→ **Requirement**: Find every line with the word "High". Copy those lines.

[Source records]
● ● ● ●

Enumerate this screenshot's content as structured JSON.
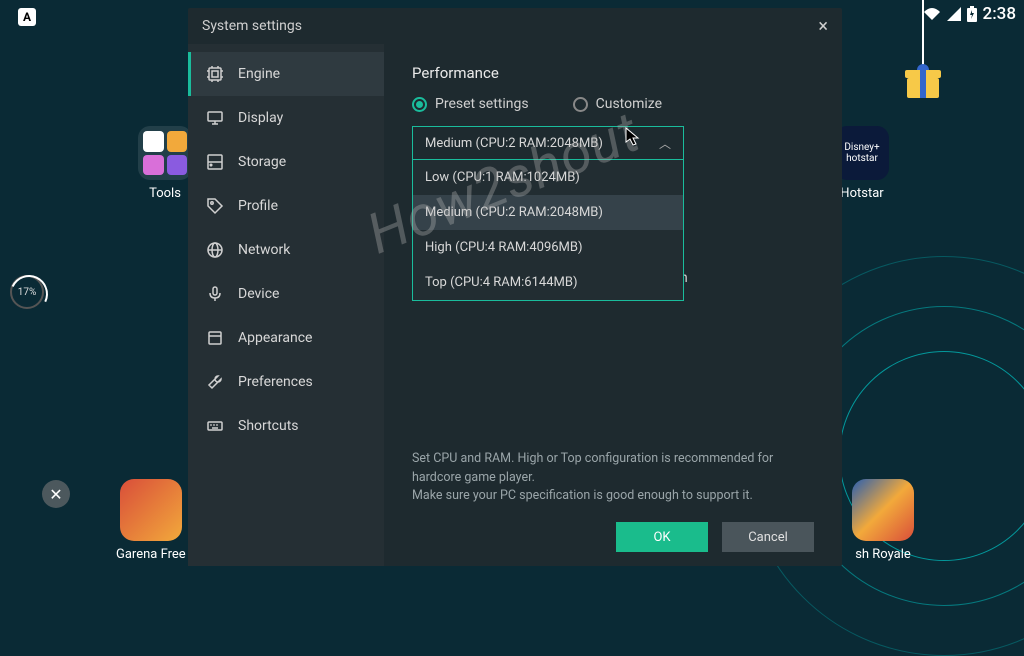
{
  "status_bar": {
    "time": "2:38"
  },
  "circ_pct": "17%",
  "desktop": {
    "tools_label": "Tools",
    "hotstar_label": "Hotstar",
    "garena_label": "Garena Free",
    "royale_label": "sh Royale"
  },
  "dialog": {
    "title": "System settings",
    "sidebar": {
      "items": [
        {
          "label": "Engine",
          "icon": "cpu"
        },
        {
          "label": "Display",
          "icon": "monitor"
        },
        {
          "label": "Storage",
          "icon": "drive"
        },
        {
          "label": "Profile",
          "icon": "tag"
        },
        {
          "label": "Network",
          "icon": "globe"
        },
        {
          "label": "Device",
          "icon": "mic"
        },
        {
          "label": "Appearance",
          "icon": "square"
        },
        {
          "label": "Preferences",
          "icon": "wrench"
        },
        {
          "label": "Shortcuts",
          "icon": "keyboard"
        }
      ]
    },
    "content": {
      "section_title": "Performance",
      "radio_preset": "Preset settings",
      "radio_custom": "Customize",
      "selected_option": "Medium (CPU:2 RAM:2048MB)",
      "options": [
        "Low (CPU:1 RAM:1024MB)",
        "Medium (CPU:2 RAM:2048MB)",
        "High (CPU:4 RAM:4096MB)",
        "Top (CPU:4 RAM:6144MB)"
      ],
      "stray_text": "tion",
      "footer_line1": "Set CPU and RAM. High or Top configuration is recommended for hardcore game player.",
      "footer_line2": "Make sure your PC specification is good enough to support it.",
      "ok_label": "OK",
      "cancel_label": "Cancel"
    }
  },
  "watermark": "How2shout"
}
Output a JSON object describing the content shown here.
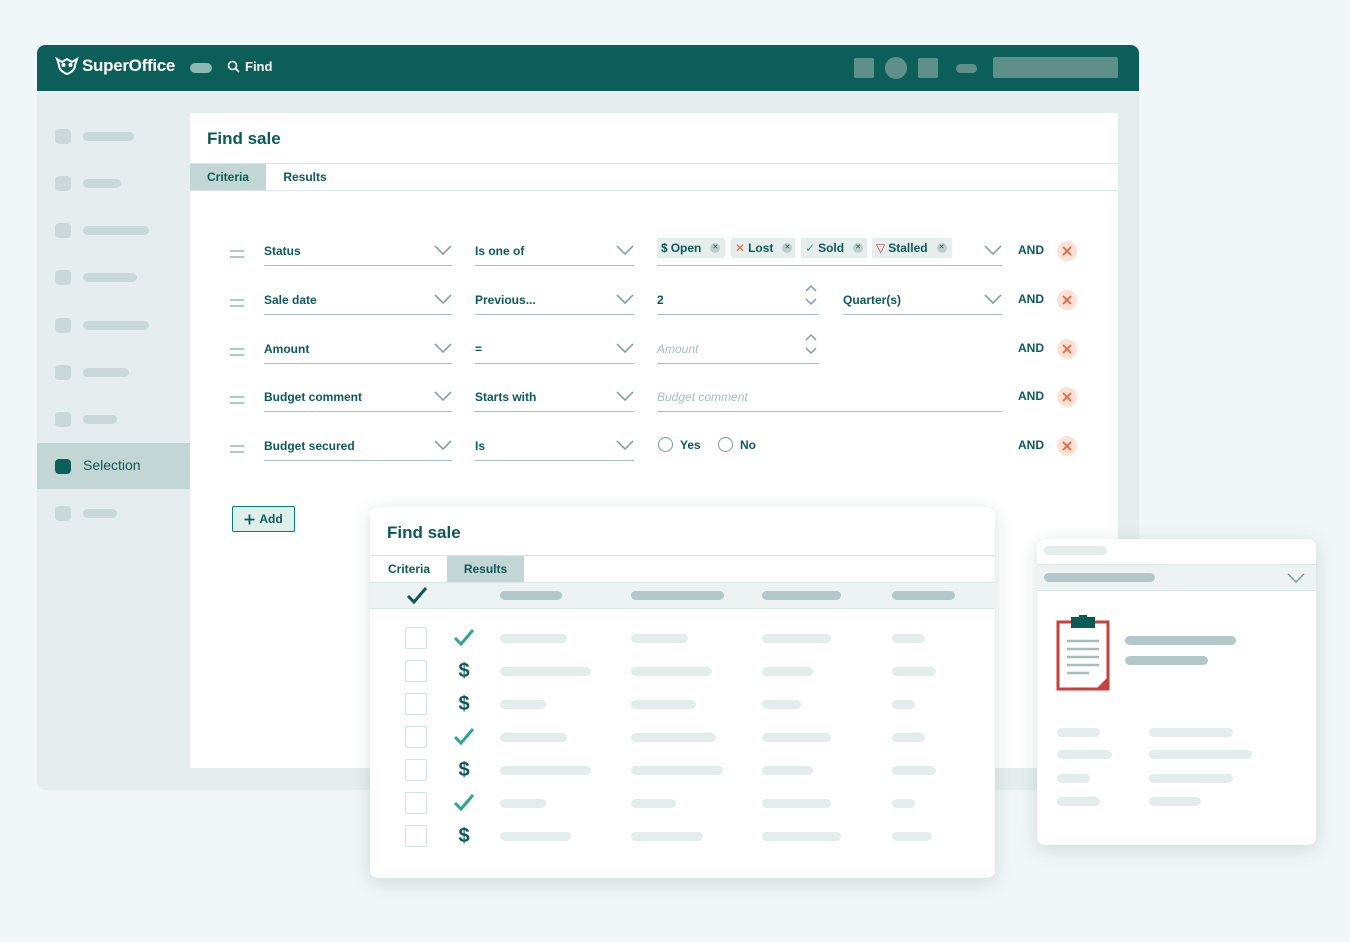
{
  "app": {
    "brand": "SuperOffice",
    "find_label": "Find"
  },
  "sidebar": {
    "selection_label": "Selection"
  },
  "find_panel": {
    "title": "Find sale",
    "tabs": [
      {
        "label": "Criteria",
        "active": true
      },
      {
        "label": "Results",
        "active": false
      }
    ],
    "rows": [
      {
        "field": "Status",
        "operator": "Is one of",
        "chips": [
          {
            "icon": "$",
            "label": "Open"
          },
          {
            "icon": "✕",
            "label": "Lost"
          },
          {
            "icon": "✓",
            "label": "Sold"
          },
          {
            "icon": "▽",
            "label": "Stalled"
          }
        ],
        "conj": "AND"
      },
      {
        "field": "Sale date",
        "operator": "Previous...",
        "value": "2",
        "unit": "Quarter(s)",
        "conj": "AND"
      },
      {
        "field": "Amount",
        "operator": "=",
        "placeholder": "Amount",
        "conj": "AND"
      },
      {
        "field": "Budget comment",
        "operator": "Starts with",
        "placeholder": "Budget comment",
        "conj": "AND"
      },
      {
        "field": "Budget secured",
        "operator": "Is",
        "options": [
          "Yes",
          "No"
        ],
        "conj": "AND"
      }
    ],
    "add_label": "Add"
  },
  "results_card": {
    "title": "Find sale",
    "tabs": [
      {
        "label": "Criteria",
        "active": false
      },
      {
        "label": "Results",
        "active": true
      }
    ],
    "row_icons": [
      "check",
      "dollar",
      "dollar",
      "check",
      "dollar",
      "check",
      "dollar"
    ]
  },
  "colors": {
    "brand": "#0c5f59",
    "accent_check": "#2fa58f",
    "remove_bg": "#fde1d6",
    "remove_fg": "#e8673a",
    "stalled": "#c8413a"
  }
}
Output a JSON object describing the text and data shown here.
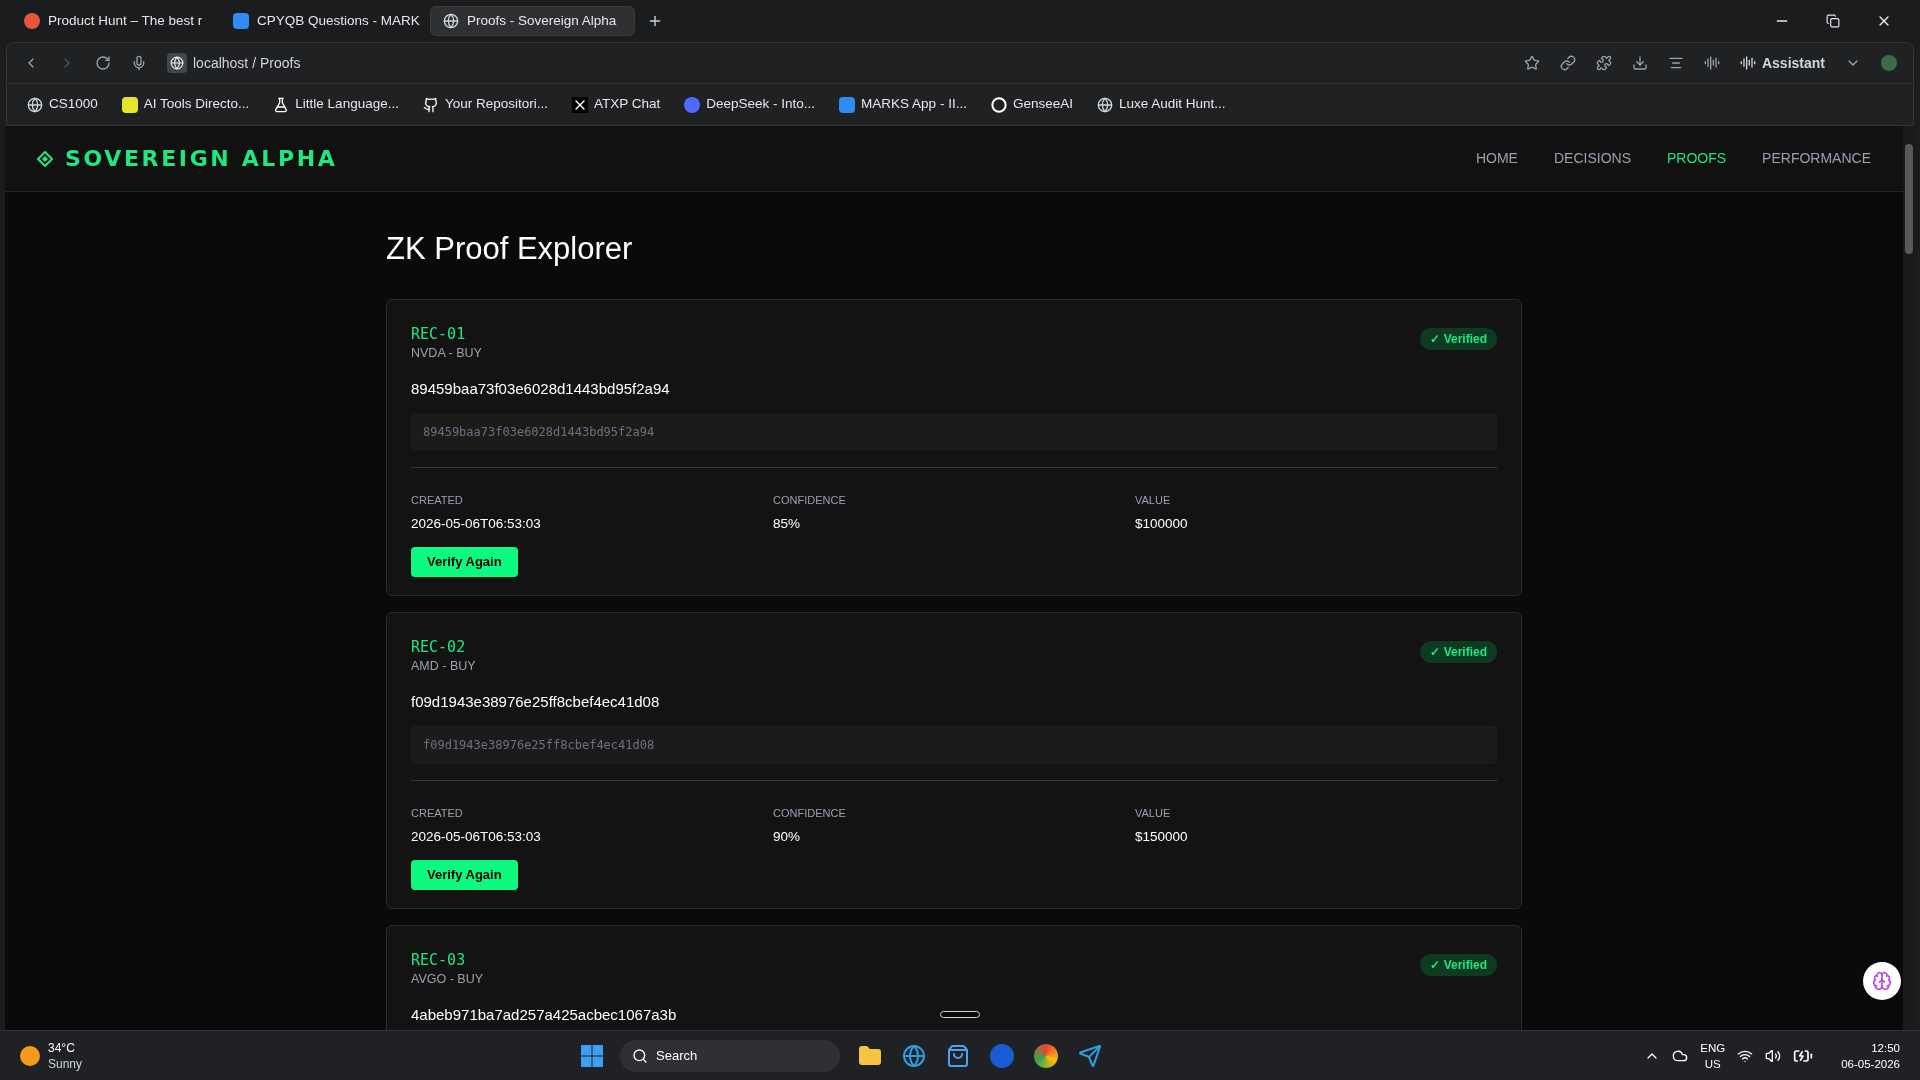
{
  "browser": {
    "tabs": [
      {
        "title": "Product Hunt – The best r",
        "selected": false
      },
      {
        "title": "CPYQB Questions - MARK",
        "selected": false
      },
      {
        "title": "Proofs - Sovereign Alpha",
        "selected": true
      }
    ],
    "address": "localhost / Proofs",
    "assistant": "Assistant",
    "bookmarks": [
      "CS1000",
      "AI Tools Directo...",
      "Little Language...",
      "Your Repositori...",
      "ATXP Chat",
      "DeepSeek - Into...",
      "MARKS App - II...",
      "GenseeAI",
      "Luxe Audit Hunt..."
    ]
  },
  "app": {
    "brand": "SOVEREIGN ALPHA",
    "nav": [
      {
        "label": "HOME",
        "selected": false
      },
      {
        "label": "DECISIONS",
        "selected": false
      },
      {
        "label": "PROOFS",
        "selected": true
      },
      {
        "label": "PERFORMANCE",
        "selected": false
      }
    ],
    "page_title": "ZK Proof Explorer",
    "proofs": [
      {
        "id": "REC-01",
        "subtitle": "NVDA - BUY",
        "status": "✓ Verified",
        "hash": "89459baa73f03e6028d1443bd95f2a94",
        "hash_box": "89459baa73f03e6028d1443bd95f2a94",
        "fields": [
          {
            "label": "CREATED",
            "value": "2026-05-06T06:53:03"
          },
          {
            "label": "CONFIDENCE",
            "value": "85%"
          },
          {
            "label": "VALUE",
            "value": "$100000"
          }
        ],
        "button": "Verify Again"
      },
      {
        "id": "REC-02",
        "subtitle": "AMD - BUY",
        "status": "✓ Verified",
        "hash": "f09d1943e38976e25ff8cbef4ec41d08",
        "hash_box": "f09d1943e38976e25ff8cbef4ec41d08",
        "fields": [
          {
            "label": "CREATED",
            "value": "2026-05-06T06:53:03"
          },
          {
            "label": "CONFIDENCE",
            "value": "90%"
          },
          {
            "label": "VALUE",
            "value": "$150000"
          }
        ],
        "button": "Verify Again"
      },
      {
        "id": "REC-03",
        "subtitle": "AVGO - BUY",
        "status": "✓ Verified",
        "hash": "4abeb971ba7ad257a425acbec1067a3b"
      }
    ]
  },
  "taskbar": {
    "temperature": "34°C",
    "weather": "Sunny",
    "search": "Search",
    "language": "ENG",
    "region": "US",
    "time": "12:50",
    "date": "06-05-2026"
  }
}
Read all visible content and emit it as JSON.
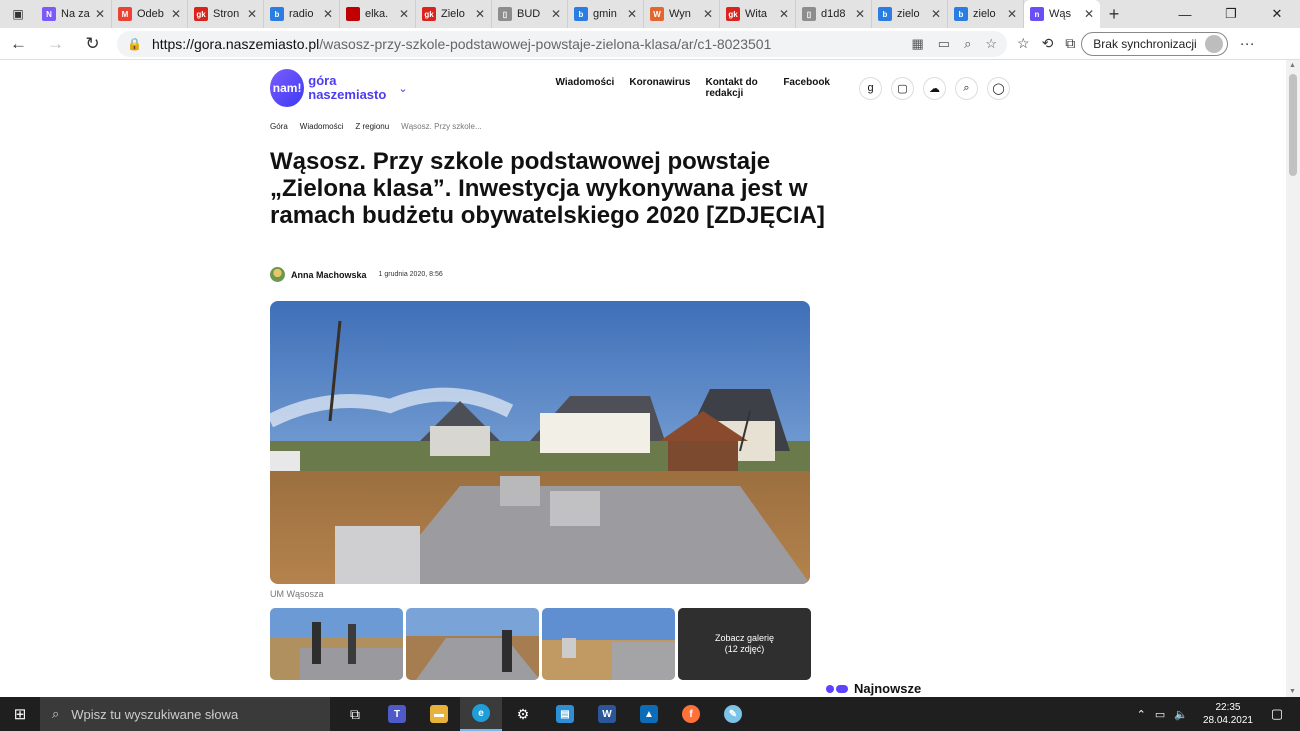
{
  "browser": {
    "tabs": [
      {
        "title": "Na za",
        "fav_color": "#7a5af8",
        "fav_text": "N"
      },
      {
        "title": "Odeb",
        "fav_color": "#ea4335",
        "fav_text": "M"
      },
      {
        "title": "Stron",
        "fav_color": "#d9231d",
        "fav_text": "gk"
      },
      {
        "title": "radio",
        "fav_color": "#2a7de1",
        "fav_text": "b"
      },
      {
        "title": "elka.",
        "fav_color": "#c00000",
        "fav_text": ""
      },
      {
        "title": "Zielo",
        "fav_color": "#d9231d",
        "fav_text": "gk"
      },
      {
        "title": "BUD",
        "fav_color": "#8d8d8d",
        "fav_text": "▯"
      },
      {
        "title": "gmin",
        "fav_color": "#2a7de1",
        "fav_text": "b"
      },
      {
        "title": "Wyn",
        "fav_color": "#e2662e",
        "fav_text": "W"
      },
      {
        "title": "Wita",
        "fav_color": "#d9231d",
        "fav_text": "gk"
      },
      {
        "title": "d1d8",
        "fav_color": "#8d8d8d",
        "fav_text": "▯"
      },
      {
        "title": "zielo",
        "fav_color": "#2a7de1",
        "fav_text": "b"
      },
      {
        "title": "zielo",
        "fav_color": "#2a7de1",
        "fav_text": "b"
      },
      {
        "title": "Wąs",
        "fav_color": "#6b4ff5",
        "fav_text": "n"
      }
    ],
    "active_tab_index": 13,
    "url_host": "https://gora.naszemiasto.pl",
    "url_path": "/wasosz-przy-szkole-podstawowej-powstaje-zielona-klasa/ar/c1-8023501",
    "sync_label": "Brak synchronizacji"
  },
  "site": {
    "logo_badge": "nam!",
    "logo_line1": "góra",
    "logo_line2": "naszemiasto",
    "nav": [
      "Wiadomości",
      "Koronawirus",
      "Kontakt do redakcji",
      "Facebook"
    ]
  },
  "breadcrumb": [
    "Góra",
    "Wiadomości",
    "Z regionu",
    "Wąsosz. Przy szkole..."
  ],
  "article": {
    "title": "Wąsosz. Przy szkole podstawowej powstaje „Zielona klasa”. Inwestycja wykonywana jest w ramach budżetu obywatelskiego 2020 [ZDJĘCIA]",
    "author": "Anna Machowska",
    "date": "1 grudnia 2020, 8:56",
    "photo_caption": "UM Wąsosza",
    "gallery_cta_line1": "Zobacz galerię",
    "gallery_cta_line2": "(12 zdjęć)"
  },
  "sidebar": {
    "section_title": "Najnowsze"
  },
  "taskbar": {
    "search_placeholder": "Wpisz tu wyszukiwane słowa",
    "time": "22:35",
    "date": "28.04.2021"
  }
}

● ● ● ●

→ **Task answer**:
        "High (CPU:4 RAM:4096MB)",
      "footer_line1": "Set CPU and RAM. High or Top configuration is recommended for hardcore game player.",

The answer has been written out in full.